* Start Dataset entries *
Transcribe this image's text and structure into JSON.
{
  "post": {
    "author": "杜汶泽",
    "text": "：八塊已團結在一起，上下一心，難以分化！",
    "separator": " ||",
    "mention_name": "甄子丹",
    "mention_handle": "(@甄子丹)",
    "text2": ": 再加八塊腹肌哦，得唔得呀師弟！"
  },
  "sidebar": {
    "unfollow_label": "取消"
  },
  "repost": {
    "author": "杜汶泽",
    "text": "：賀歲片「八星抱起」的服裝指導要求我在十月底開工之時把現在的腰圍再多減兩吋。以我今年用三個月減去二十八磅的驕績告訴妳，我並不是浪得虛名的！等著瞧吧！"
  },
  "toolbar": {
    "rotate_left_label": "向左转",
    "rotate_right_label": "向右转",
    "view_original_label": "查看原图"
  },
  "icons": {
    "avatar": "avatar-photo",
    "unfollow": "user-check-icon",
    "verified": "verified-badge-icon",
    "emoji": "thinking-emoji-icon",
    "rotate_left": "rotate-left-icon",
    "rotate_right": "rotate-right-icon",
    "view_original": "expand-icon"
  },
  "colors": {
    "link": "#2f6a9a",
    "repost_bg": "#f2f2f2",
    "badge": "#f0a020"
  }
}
* End Dataset entries *
● Task objective
Write the entire listing out again, word for word.

● Solution to the problem
Transcribe this image's text and structure into JSON.
{
  "post": {
    "author": "杜汶泽",
    "text": "：八塊已團結在一起，上下一心，難以分化！",
    "separator": " ||",
    "mention_name": "甄子丹",
    "mention_handle": "(@甄子丹)",
    "text2": ": 再加八塊腹肌哦，得唔得呀師弟！"
  },
  "sidebar": {
    "unfollow_label": "取消"
  },
  "repost": {
    "author": "杜汶泽",
    "text": "：賀歲片「八星抱起」的服裝指導要求我在十月底開工之時把現在的腰圍再多減兩吋。以我今年用三個月減去二十八磅的驕績告訴妳，我並不是浪得虛名的！等著瞧吧！"
  },
  "toolbar": {
    "rotate_left_label": "向左转",
    "rotate_right_label": "向右转",
    "view_original_label": "查看原图"
  },
  "icons": {
    "avatar": "avatar-photo",
    "unfollow": "user-check-icon",
    "verified": "verified-badge-icon",
    "emoji": "thinking-emoji-icon",
    "rotate_left": "rotate-left-icon",
    "rotate_right": "rotate-right-icon",
    "view_original": "expand-icon"
  },
  "colors": {
    "link": "#2f6a9a",
    "repost_bg": "#f2f2f2",
    "badge": "#f0a020"
  }
}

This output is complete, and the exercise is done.